== Raw records ==
[Start]

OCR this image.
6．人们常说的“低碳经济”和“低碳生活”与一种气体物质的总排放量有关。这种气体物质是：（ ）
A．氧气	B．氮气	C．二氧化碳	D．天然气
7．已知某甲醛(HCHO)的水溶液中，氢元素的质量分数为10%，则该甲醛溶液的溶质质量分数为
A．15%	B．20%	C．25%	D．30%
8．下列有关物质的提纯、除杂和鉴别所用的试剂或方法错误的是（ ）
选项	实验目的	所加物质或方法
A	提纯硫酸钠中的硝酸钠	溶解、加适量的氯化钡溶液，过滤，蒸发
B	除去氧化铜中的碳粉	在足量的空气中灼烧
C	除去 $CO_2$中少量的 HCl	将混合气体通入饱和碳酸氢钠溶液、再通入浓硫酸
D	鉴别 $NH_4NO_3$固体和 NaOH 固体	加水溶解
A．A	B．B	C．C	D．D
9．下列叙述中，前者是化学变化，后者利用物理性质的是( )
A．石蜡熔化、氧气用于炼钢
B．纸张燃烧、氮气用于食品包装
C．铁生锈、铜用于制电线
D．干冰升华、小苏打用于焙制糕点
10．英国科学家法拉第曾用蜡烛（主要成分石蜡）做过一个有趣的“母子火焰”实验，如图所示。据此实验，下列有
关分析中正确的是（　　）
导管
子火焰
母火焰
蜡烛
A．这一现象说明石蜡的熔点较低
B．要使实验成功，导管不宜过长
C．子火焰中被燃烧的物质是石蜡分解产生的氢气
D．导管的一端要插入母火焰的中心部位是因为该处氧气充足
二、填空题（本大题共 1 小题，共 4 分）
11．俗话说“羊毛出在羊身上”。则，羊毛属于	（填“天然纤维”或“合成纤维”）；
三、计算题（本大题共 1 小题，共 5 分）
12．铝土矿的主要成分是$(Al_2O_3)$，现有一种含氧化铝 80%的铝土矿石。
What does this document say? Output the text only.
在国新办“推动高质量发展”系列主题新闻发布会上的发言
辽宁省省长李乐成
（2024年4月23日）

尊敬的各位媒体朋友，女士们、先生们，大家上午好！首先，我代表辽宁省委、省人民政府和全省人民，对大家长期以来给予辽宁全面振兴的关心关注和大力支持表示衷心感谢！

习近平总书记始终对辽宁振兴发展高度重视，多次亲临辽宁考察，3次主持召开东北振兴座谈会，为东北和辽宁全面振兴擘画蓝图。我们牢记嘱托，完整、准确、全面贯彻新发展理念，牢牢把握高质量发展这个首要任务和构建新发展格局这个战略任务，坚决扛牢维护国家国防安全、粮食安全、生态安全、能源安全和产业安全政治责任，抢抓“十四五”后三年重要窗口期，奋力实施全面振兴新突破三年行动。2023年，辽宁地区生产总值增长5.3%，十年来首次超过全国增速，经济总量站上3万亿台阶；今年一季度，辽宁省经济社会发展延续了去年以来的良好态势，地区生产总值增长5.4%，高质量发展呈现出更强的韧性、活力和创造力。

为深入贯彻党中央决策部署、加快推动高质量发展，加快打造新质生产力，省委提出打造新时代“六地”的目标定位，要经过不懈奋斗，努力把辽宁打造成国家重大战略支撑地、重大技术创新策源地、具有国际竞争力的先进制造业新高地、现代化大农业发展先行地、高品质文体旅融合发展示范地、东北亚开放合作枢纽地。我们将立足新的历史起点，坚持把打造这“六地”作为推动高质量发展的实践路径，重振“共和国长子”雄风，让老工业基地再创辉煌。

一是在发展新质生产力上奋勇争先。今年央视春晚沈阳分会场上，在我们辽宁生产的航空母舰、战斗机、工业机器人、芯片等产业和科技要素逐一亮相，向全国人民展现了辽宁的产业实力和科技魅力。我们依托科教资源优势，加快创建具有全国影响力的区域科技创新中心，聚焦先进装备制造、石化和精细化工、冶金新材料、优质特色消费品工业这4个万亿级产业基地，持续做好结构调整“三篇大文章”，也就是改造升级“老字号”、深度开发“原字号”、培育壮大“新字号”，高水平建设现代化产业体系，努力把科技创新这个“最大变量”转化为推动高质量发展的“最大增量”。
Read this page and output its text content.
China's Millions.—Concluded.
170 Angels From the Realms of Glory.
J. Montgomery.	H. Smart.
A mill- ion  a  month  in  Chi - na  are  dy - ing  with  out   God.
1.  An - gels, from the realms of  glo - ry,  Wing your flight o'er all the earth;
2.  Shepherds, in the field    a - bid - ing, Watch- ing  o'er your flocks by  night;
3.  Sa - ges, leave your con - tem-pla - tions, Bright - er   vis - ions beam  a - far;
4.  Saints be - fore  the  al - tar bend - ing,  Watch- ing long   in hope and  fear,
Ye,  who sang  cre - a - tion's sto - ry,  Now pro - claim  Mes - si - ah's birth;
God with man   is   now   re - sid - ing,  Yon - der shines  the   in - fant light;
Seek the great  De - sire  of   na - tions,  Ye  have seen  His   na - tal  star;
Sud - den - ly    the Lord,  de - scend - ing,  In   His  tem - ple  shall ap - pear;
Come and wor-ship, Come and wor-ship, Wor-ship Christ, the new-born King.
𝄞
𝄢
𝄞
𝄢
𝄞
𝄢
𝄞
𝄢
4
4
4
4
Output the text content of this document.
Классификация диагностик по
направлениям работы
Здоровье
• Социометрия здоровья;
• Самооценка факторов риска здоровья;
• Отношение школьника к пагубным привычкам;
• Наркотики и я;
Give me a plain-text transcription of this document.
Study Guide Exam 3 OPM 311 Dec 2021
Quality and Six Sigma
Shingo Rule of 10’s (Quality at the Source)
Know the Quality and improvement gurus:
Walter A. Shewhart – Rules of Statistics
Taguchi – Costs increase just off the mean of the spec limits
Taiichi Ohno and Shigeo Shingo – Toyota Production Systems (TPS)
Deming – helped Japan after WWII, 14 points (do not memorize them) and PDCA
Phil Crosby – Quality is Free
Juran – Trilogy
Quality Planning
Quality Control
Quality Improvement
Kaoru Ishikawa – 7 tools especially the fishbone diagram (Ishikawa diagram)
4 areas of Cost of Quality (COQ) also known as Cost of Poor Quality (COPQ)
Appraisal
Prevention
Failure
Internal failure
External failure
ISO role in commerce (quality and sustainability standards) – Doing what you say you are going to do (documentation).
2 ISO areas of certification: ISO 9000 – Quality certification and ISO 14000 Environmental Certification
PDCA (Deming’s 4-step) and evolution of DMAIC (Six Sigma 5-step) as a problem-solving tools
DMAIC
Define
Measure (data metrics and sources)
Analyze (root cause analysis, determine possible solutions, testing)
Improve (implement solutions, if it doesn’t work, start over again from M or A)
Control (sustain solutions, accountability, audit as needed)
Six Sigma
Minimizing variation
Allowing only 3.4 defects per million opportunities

[End]

== Exercise description ==
Take the listing above and write it out again exactly.

== Reply ==
OCR this image.
6．人们常说的“低碳经济”和“低碳生活”与一种气体物质的总排放量有关。这种气体物质是：（ ）
A．氧气	B．氮气	C．二氧化碳	D．天然气
7．已知某甲醛(HCHO)的水溶液中，氢元素的质量分数为10%，则该甲醛溶液的溶质质量分数为
A．15%	B．20%	C．25%	D．30%
8．下列有关物质的提纯、除杂和鉴别所用的试剂或方法错误的是（ ）
选项	实验目的	所加物质或方法
A	提纯硫酸钠中的硝酸钠	溶解、加适量的氯化钡溶液，过滤，蒸发
B	除去氧化铜中的碳粉	在足量的空气中灼烧
C	除去 $CO_2$中少量的 HCl	将混合气体通入饱和碳酸氢钠溶液、再通入浓硫酸
D	鉴别 $NH_4NO_3$固体和 NaOH 固体	加水溶解
A．A	B．B	C．C	D．D
9．下列叙述中，前者是化学变化，后者利用物理性质的是( )
A．石蜡熔化、氧气用于炼钢
B．纸张燃烧、氮气用于食品包装
C．铁生锈、铜用于制电线
D．干冰升华、小苏打用于焙制糕点
10．英国科学家法拉第曾用蜡烛（主要成分石蜡）做过一个有趣的“母子火焰”实验，如图所示。据此实验，下列有
关分析中正确的是（　　）
导管
子火焰
母火焰
蜡烛
A．这一现象说明石蜡的熔点较低
B．要使实验成功，导管不宜过长
C．子火焰中被燃烧的物质是石蜡分解产生的氢气
D．导管的一端要插入母火焰的中心部位是因为该处氧气充足
二、填空题（本大题共 1 小题，共 4 分）
11．俗话说“羊毛出在羊身上”。则，羊毛属于	（填“天然纤维”或“合成纤维”）；
三、计算题（本大题共 1 小题，共 5 分）
12．铝土矿的主要成分是$(Al_2O_3)$，现有一种含氧化铝 80%的铝土矿石。
What does this document say? Output the text only.
在国新办“推动高质量发展”系列主题新闻发布会上的发言
辽宁省省长李乐成
（2024年4月23日）

尊敬的各位媒体朋友，女士们、先生们，大家上午好！首先，我代表辽宁省委、省人民政府和全省人民，对大家长期以来给予辽宁全面振兴的关心关注和大力支持表示衷心感谢！

习近平总书记始终对辽宁振兴发展高度重视，多次亲临辽宁考察，3次主持召开东北振兴座谈会，为东北和辽宁全面振兴擘画蓝图。我们牢记嘱托，完整、准确、全面贯彻新发展理念，牢牢把握高质量发展这个首要任务和构建新发展格局这个战略任务，坚决扛牢维护国家国防安全、粮食安全、生态安全、能源安全和产业安全政治责任，抢抓“十四五”后三年重要窗口期，奋力实施全面振兴新突破三年行动。2023年，辽宁地区生产总值增长5.3%，十年来首次超过全国增速，经济总量站上3万亿台阶；今年一季度，辽宁省经济社会发展延续了去年以来的良好态势，地区生产总值增长5.4%，高质量发展呈现出更强的韧性、活力和创造力。

为深入贯彻党中央决策部署、加快推动高质量发展，加快打造新质生产力，省委提出打造新时代“六地”的目标定位，要经过不懈奋斗，努力把辽宁打造成国家重大战略支撑地、重大技术创新策源地、具有国际竞争力的先进制造业新高地、现代化大农业发展先行地、高品质文体旅融合发展示范地、东北亚开放合作枢纽地。我们将立足新的历史起点，坚持把打造这“六地”作为推动高质量发展的实践路径，重振“共和国长子”雄风，让老工业基地再创辉煌。

一是在发展新质生产力上奋勇争先。今年央视春晚沈阳分会场上，在我们辽宁生产的航空母舰、战斗机、工业机器人、芯片等产业和科技要素逐一亮相，向全国人民展现了辽宁的产业实力和科技魅力。我们依托科教资源优势，加快创建具有全国影响力的区域科技创新中心，聚焦先进装备制造、石化和精细化工、冶金新材料、优质特色消费品工业这4个万亿级产业基地，持续做好结构调整“三篇大文章”，也就是改造升级“老字号”、深度开发“原字号”、培育壮大“新字号”，高水平建设现代化产业体系，努力把科技创新这个“最大变量”转化为推动高质量发展的“最大增量”。
Read this page and output its text content.
China's Millions.—Concluded.
170 Angels From the Realms of Glory.
J. Montgomery.	H. Smart.
A mill- ion  a  month  in  Chi - na  are  dy - ing  with  out   God.
1.  An - gels, from the realms of  glo - ry,  Wing your flight o'er all the earth;
2.  Shepherds, in the field    a - bid - ing, Watch- ing  o'er your flocks by  night;
3.  Sa - ges, leave your con - tem-pla - tions, Bright - er   vis - ions beam  a - far;
4.  Saints be - fore  the  al - tar bend - ing,  Watch- ing long   in hope and  fear,
Ye,  who sang  cre - a - tion's sto - ry,  Now pro - claim  Mes - si - ah's birth;
God with man   is   now   re - sid - ing,  Yon - der shines  the   in - fant light;
Seek the great  De - sire  of   na - tions,  Ye  have seen  His   na - tal  star;
Sud - den - ly    the Lord,  de - scend - ing,  In   His  tem - ple  shall ap - pear;
Come and wor-ship, Come and wor-ship, Wor-ship Christ, the new-born King.
𝄞
𝄢
𝄞
𝄢
𝄞
𝄢
𝄞
𝄢
4
4
4
4
Output the text content of this document.
Классификация диагностик по
направлениям работы
Здоровье
• Социометрия здоровья;
• Самооценка факторов риска здоровья;
• Отношение школьника к пагубным привычкам;
• Наркотики и я;
Give me a plain-text transcription of this document.
Study Guide Exam 3 OPM 311 Dec 2021
Quality and Six Sigma
Shingo Rule of 10’s (Quality at the Source)
Know the Quality and improvement gurus:
Walter A. Shewhart – Rules of Statistics
Taguchi – Costs increase just off the mean of the spec limits
Taiichi Ohno and Shigeo Shingo – Toyota Production Systems (TPS)
Deming – helped Japan after WWII, 14 points (do not memorize them) and PDCA
Phil Crosby – Quality is Free
Juran – Trilogy
Quality Planning
Quality Control
Quality Improvement
Kaoru Ishikawa – 7 tools especially the fishbone diagram (Ishikawa diagram)
4 areas of Cost of Quality (COQ) also known as Cost of Poor Quality (COPQ)
Appraisal
Prevention
Failure
Internal failure
External failure
ISO role in commerce (quality and sustainability standards) – Doing what you say you are going to do (documentation).
2 ISO areas of certification: ISO 9000 – Quality certification and ISO 14000 Environmental Certification
PDCA (Deming’s 4-step) and evolution of DMAIC (Six Sigma 5-step) as a problem-solving tools
DMAIC
Define
Measure (data metrics and sources)
Analyze (root cause analysis, determine possible solutions, testing)
Improve (implement solutions, if it doesn’t work, start over again from M or A)
Control (sustain solutions, accountability, audit as needed)
Six Sigma
Minimizing variation
Allowing only 3.4 defects per million opportunities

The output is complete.